▸ Task goal
Give the entries back exactly, dropping each image.

-- start Dataset rows --

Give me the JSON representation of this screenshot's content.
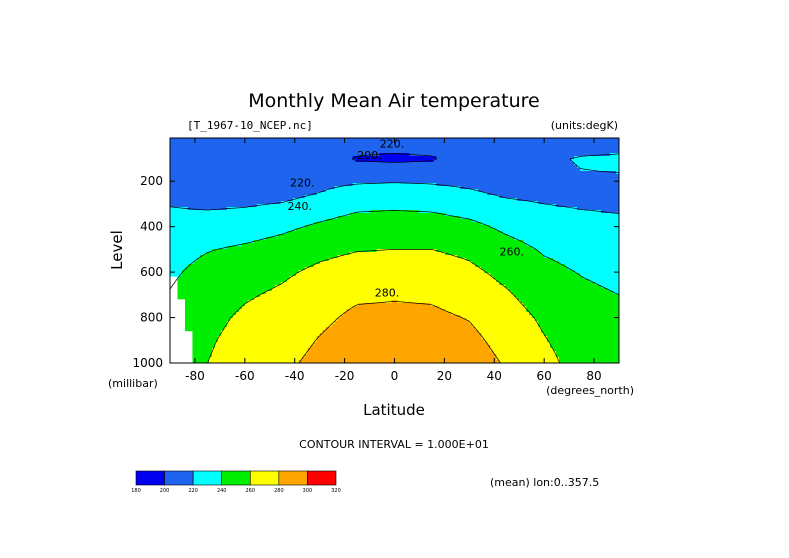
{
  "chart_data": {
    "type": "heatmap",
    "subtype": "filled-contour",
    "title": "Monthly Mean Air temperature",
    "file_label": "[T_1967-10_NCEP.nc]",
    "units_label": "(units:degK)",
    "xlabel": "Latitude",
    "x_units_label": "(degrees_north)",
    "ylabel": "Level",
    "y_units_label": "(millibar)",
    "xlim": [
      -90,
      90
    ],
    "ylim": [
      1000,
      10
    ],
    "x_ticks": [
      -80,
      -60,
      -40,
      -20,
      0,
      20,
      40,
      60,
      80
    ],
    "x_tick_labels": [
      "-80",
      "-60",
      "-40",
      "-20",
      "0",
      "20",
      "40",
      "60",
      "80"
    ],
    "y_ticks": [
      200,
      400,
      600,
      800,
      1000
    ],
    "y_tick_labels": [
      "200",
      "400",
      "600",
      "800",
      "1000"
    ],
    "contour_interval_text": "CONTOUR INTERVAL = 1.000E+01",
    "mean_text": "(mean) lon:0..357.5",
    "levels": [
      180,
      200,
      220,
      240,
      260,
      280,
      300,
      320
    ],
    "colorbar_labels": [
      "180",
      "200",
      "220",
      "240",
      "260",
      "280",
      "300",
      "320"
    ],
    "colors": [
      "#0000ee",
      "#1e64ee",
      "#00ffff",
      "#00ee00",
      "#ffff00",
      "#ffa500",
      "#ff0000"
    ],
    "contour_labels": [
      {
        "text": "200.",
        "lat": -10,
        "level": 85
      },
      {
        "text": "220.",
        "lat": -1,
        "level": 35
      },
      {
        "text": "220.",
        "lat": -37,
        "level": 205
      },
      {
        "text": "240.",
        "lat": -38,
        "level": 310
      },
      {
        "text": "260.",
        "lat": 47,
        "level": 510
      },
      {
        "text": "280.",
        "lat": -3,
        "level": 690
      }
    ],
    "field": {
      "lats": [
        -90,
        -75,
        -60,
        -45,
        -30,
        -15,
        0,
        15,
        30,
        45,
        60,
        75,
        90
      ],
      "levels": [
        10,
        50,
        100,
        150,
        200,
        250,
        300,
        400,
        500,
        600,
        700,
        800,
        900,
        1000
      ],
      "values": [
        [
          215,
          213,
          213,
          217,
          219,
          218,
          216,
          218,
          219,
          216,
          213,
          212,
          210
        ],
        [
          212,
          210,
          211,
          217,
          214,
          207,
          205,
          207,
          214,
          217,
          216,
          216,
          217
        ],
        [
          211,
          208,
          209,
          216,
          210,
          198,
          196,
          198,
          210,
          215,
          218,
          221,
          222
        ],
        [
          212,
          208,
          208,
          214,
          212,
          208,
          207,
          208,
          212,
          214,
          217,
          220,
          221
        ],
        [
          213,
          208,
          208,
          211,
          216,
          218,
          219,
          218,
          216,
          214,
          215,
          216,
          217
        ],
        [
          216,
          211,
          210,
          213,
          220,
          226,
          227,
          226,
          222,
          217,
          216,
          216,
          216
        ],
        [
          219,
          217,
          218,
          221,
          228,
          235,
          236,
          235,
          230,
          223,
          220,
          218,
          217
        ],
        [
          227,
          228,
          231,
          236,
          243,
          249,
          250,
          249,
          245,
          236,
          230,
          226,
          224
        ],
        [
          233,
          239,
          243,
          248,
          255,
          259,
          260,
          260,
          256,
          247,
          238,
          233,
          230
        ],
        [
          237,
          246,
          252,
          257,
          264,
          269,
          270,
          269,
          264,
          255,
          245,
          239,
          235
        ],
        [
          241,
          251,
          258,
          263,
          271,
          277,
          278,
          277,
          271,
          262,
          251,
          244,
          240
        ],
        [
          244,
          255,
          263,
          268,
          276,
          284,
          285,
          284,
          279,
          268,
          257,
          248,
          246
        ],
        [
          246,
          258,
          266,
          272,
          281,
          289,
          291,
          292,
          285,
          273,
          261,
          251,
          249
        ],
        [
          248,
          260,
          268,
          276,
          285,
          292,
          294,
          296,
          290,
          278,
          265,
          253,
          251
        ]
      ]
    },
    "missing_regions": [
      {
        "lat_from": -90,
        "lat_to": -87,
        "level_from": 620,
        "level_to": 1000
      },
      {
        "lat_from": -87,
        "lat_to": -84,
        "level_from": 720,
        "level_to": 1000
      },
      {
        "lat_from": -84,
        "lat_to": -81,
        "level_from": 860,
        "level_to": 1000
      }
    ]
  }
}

-- end Dataset rows --

▸ Solution to this task
Give me the JSON representation of this screenshot's content.
{
  "chart_data": {
    "type": "heatmap",
    "subtype": "filled-contour",
    "title": "Monthly Mean Air temperature",
    "file_label": "[T_1967-10_NCEP.nc]",
    "units_label": "(units:degK)",
    "xlabel": "Latitude",
    "x_units_label": "(degrees_north)",
    "ylabel": "Level",
    "y_units_label": "(millibar)",
    "xlim": [
      -90,
      90
    ],
    "ylim": [
      1000,
      10
    ],
    "x_ticks": [
      -80,
      -60,
      -40,
      -20,
      0,
      20,
      40,
      60,
      80
    ],
    "x_tick_labels": [
      "-80",
      "-60",
      "-40",
      "-20",
      "0",
      "20",
      "40",
      "60",
      "80"
    ],
    "y_ticks": [
      200,
      400,
      600,
      800,
      1000
    ],
    "y_tick_labels": [
      "200",
      "400",
      "600",
      "800",
      "1000"
    ],
    "contour_interval_text": "CONTOUR INTERVAL = 1.000E+01",
    "mean_text": "(mean) lon:0..357.5",
    "levels": [
      180,
      200,
      220,
      240,
      260,
      280,
      300,
      320
    ],
    "colorbar_labels": [
      "180",
      "200",
      "220",
      "240",
      "260",
      "280",
      "300",
      "320"
    ],
    "colors": [
      "#0000ee",
      "#1e64ee",
      "#00ffff",
      "#00ee00",
      "#ffff00",
      "#ffa500",
      "#ff0000"
    ],
    "contour_labels": [
      {
        "text": "200.",
        "lat": -10,
        "level": 85
      },
      {
        "text": "220.",
        "lat": -1,
        "level": 35
      },
      {
        "text": "220.",
        "lat": -37,
        "level": 205
      },
      {
        "text": "240.",
        "lat": -38,
        "level": 310
      },
      {
        "text": "260.",
        "lat": 47,
        "level": 510
      },
      {
        "text": "280.",
        "lat": -3,
        "level": 690
      }
    ],
    "field": {
      "lats": [
        -90,
        -75,
        -60,
        -45,
        -30,
        -15,
        0,
        15,
        30,
        45,
        60,
        75,
        90
      ],
      "levels": [
        10,
        50,
        100,
        150,
        200,
        250,
        300,
        400,
        500,
        600,
        700,
        800,
        900,
        1000
      ],
      "values": [
        [
          215,
          213,
          213,
          217,
          219,
          218,
          216,
          218,
          219,
          216,
          213,
          212,
          210
        ],
        [
          212,
          210,
          211,
          217,
          214,
          207,
          205,
          207,
          214,
          217,
          216,
          216,
          217
        ],
        [
          211,
          208,
          209,
          216,
          210,
          198,
          196,
          198,
          210,
          215,
          218,
          221,
          222
        ],
        [
          212,
          208,
          208,
          214,
          212,
          208,
          207,
          208,
          212,
          214,
          217,
          220,
          221
        ],
        [
          213,
          208,
          208,
          211,
          216,
          218,
          219,
          218,
          216,
          214,
          215,
          216,
          217
        ],
        [
          216,
          211,
          210,
          213,
          220,
          226,
          227,
          226,
          222,
          217,
          216,
          216,
          216
        ],
        [
          219,
          217,
          218,
          221,
          228,
          235,
          236,
          235,
          230,
          223,
          220,
          218,
          217
        ],
        [
          227,
          228,
          231,
          236,
          243,
          249,
          250,
          249,
          245,
          236,
          230,
          226,
          224
        ],
        [
          233,
          239,
          243,
          248,
          255,
          259,
          260,
          260,
          256,
          247,
          238,
          233,
          230
        ],
        [
          237,
          246,
          252,
          257,
          264,
          269,
          270,
          269,
          264,
          255,
          245,
          239,
          235
        ],
        [
          241,
          251,
          258,
          263,
          271,
          277,
          278,
          277,
          271,
          262,
          251,
          244,
          240
        ],
        [
          244,
          255,
          263,
          268,
          276,
          284,
          285,
          284,
          279,
          268,
          257,
          248,
          246
        ],
        [
          246,
          258,
          266,
          272,
          281,
          289,
          291,
          292,
          285,
          273,
          261,
          251,
          249
        ],
        [
          248,
          260,
          268,
          276,
          285,
          292,
          294,
          296,
          290,
          278,
          265,
          253,
          251
        ]
      ]
    },
    "missing_regions": [
      {
        "lat_from": -90,
        "lat_to": -87,
        "level_from": 620,
        "level_to": 1000
      },
      {
        "lat_from": -87,
        "lat_to": -84,
        "level_from": 720,
        "level_to": 1000
      },
      {
        "lat_from": -84,
        "lat_to": -81,
        "level_from": 860,
        "level_to": 1000
      }
    ]
  }
}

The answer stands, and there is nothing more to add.